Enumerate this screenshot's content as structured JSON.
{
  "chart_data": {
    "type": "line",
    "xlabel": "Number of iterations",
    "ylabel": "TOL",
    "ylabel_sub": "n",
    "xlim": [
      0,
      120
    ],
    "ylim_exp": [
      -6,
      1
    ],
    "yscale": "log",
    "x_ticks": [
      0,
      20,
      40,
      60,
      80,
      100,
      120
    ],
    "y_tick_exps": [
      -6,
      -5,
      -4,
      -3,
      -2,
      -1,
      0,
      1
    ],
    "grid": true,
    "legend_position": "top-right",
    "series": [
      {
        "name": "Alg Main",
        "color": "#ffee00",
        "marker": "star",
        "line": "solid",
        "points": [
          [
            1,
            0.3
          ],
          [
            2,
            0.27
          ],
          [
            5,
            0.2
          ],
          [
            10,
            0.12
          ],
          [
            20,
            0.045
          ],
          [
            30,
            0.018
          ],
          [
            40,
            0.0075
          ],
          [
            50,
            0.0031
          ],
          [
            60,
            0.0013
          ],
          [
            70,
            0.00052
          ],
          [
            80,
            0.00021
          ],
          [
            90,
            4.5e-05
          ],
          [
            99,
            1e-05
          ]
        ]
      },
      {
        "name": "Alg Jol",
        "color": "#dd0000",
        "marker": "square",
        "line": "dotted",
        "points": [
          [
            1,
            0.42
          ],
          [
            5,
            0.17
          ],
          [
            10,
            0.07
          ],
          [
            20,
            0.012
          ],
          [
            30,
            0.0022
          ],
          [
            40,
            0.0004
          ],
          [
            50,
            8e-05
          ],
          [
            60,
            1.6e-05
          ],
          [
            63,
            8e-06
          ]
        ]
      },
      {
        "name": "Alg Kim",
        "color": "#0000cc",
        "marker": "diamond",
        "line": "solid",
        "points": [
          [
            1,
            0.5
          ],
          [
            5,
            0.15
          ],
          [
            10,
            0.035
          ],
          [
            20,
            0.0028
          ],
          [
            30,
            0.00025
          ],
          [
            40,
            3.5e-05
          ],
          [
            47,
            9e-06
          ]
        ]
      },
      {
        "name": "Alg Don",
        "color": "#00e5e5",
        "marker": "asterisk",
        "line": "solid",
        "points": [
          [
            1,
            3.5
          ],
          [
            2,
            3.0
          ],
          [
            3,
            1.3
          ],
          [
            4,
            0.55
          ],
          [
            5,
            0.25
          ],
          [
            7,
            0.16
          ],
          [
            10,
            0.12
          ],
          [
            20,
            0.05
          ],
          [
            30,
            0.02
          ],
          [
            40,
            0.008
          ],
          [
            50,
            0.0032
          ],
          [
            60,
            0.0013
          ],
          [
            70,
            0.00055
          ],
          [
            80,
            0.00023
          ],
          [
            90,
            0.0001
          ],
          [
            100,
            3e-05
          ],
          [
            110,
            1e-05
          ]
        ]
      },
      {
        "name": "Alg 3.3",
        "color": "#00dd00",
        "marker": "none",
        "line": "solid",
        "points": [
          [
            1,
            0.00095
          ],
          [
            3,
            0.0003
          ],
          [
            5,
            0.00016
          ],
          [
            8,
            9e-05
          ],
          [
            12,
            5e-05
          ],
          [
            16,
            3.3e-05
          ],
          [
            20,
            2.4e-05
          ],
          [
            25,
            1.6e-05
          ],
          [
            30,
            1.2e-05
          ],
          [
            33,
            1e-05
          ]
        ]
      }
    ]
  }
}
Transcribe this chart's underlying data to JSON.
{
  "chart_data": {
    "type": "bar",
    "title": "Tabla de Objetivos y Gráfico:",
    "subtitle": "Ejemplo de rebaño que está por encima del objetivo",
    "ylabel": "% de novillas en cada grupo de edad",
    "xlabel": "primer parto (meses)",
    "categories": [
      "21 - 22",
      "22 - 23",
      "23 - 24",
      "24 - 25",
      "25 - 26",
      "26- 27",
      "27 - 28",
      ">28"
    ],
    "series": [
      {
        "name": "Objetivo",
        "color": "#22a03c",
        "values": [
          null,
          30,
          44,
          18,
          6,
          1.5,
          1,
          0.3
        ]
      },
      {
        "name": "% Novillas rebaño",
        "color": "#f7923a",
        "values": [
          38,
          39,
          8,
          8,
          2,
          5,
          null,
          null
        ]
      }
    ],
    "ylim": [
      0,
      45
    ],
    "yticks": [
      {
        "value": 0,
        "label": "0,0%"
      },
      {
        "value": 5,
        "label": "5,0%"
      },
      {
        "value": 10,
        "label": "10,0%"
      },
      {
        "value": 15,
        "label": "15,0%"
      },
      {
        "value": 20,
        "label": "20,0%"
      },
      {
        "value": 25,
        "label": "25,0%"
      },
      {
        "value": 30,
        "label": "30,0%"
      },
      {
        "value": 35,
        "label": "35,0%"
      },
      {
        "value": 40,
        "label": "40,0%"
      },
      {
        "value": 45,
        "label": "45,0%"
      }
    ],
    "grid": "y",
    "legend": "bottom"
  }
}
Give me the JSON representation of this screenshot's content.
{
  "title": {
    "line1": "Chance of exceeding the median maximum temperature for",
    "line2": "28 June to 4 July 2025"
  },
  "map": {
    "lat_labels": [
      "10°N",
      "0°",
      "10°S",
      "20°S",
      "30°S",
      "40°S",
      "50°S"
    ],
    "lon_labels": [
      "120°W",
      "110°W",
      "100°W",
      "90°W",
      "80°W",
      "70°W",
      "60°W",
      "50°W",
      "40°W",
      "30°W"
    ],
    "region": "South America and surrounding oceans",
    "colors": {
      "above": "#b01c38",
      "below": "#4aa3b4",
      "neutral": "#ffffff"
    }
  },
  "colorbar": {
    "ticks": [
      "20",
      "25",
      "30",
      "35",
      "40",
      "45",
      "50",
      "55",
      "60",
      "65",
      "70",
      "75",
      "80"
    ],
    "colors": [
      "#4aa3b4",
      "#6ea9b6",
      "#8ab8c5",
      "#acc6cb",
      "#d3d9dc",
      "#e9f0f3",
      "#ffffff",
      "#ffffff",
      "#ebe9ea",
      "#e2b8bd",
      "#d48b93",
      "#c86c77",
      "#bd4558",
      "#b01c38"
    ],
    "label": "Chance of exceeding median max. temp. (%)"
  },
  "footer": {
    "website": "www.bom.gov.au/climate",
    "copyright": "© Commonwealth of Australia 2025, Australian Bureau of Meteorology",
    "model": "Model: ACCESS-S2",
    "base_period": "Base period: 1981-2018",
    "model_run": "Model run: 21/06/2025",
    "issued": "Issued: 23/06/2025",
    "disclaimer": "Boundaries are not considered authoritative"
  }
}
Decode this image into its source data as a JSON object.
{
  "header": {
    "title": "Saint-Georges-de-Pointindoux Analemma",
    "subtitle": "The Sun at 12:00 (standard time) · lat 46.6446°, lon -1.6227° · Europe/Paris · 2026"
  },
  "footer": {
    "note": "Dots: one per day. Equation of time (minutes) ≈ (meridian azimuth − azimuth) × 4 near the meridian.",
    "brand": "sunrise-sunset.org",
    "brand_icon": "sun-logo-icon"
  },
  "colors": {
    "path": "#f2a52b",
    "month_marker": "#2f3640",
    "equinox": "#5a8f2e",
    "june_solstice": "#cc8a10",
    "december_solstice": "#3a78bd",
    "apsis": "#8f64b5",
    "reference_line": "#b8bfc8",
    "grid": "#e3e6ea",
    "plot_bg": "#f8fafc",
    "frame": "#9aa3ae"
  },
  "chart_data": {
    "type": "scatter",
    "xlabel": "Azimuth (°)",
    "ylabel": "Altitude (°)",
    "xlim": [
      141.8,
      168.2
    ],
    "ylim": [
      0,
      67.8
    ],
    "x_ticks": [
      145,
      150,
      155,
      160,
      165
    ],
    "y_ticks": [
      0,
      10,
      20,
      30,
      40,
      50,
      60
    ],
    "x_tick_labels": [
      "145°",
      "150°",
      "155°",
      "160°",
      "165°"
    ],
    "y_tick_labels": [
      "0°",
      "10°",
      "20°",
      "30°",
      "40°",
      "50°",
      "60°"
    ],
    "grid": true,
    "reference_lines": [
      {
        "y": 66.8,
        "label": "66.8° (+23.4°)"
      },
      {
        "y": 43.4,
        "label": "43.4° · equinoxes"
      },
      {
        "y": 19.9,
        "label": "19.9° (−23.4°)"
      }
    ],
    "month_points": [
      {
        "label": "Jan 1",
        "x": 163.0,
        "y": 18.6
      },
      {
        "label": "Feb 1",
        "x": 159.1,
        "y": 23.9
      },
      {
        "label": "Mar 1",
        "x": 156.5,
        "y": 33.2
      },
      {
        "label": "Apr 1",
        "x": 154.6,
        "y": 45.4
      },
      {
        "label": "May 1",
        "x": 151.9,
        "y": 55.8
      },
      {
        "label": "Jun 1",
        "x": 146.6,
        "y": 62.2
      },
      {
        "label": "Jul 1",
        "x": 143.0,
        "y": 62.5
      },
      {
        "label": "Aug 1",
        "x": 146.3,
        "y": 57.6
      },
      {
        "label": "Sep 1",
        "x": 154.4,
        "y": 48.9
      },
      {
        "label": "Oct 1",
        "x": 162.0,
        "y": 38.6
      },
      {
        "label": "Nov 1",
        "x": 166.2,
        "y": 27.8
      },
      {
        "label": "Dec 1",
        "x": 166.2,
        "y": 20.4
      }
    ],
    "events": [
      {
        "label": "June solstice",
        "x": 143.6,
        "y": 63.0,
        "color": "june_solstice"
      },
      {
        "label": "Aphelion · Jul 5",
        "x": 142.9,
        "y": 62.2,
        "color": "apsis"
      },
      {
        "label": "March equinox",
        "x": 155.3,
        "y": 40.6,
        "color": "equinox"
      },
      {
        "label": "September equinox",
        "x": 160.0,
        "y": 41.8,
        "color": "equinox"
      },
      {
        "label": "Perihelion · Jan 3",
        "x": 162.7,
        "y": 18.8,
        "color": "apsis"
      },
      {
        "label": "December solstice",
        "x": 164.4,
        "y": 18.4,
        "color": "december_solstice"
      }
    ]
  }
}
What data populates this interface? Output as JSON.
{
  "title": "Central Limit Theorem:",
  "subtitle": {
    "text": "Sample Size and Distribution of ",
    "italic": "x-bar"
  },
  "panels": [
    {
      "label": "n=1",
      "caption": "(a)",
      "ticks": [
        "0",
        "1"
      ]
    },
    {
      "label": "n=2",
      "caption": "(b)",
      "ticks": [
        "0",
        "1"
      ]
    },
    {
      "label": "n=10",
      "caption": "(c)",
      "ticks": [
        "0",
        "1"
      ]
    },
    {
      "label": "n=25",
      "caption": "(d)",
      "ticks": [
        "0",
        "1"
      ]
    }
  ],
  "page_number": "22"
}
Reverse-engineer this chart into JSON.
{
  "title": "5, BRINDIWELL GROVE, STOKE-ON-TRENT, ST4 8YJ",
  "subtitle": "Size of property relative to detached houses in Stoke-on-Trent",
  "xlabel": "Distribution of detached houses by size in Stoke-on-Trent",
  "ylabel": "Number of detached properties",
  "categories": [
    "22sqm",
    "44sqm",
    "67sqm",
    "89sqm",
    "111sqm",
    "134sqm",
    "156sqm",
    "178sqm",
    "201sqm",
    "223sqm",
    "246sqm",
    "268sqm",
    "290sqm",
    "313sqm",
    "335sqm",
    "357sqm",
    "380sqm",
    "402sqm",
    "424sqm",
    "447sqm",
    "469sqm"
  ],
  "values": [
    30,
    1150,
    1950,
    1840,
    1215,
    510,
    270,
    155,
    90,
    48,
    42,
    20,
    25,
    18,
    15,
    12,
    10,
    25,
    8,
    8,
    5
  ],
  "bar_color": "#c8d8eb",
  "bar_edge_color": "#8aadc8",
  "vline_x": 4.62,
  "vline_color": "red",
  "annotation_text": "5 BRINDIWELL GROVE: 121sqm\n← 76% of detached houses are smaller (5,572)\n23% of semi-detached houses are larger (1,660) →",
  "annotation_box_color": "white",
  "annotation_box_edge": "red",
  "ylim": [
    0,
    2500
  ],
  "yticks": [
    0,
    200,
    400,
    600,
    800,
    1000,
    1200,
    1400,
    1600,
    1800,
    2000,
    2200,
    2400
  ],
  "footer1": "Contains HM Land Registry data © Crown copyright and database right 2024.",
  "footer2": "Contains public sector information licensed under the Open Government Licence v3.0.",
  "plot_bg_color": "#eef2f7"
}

- _What to work on_: Pull out every line of the records that includes the string "into".

- _Solution for this task_:
Decode this image into its source data as a JSON object.
Reverse-engineer this chart into JSON.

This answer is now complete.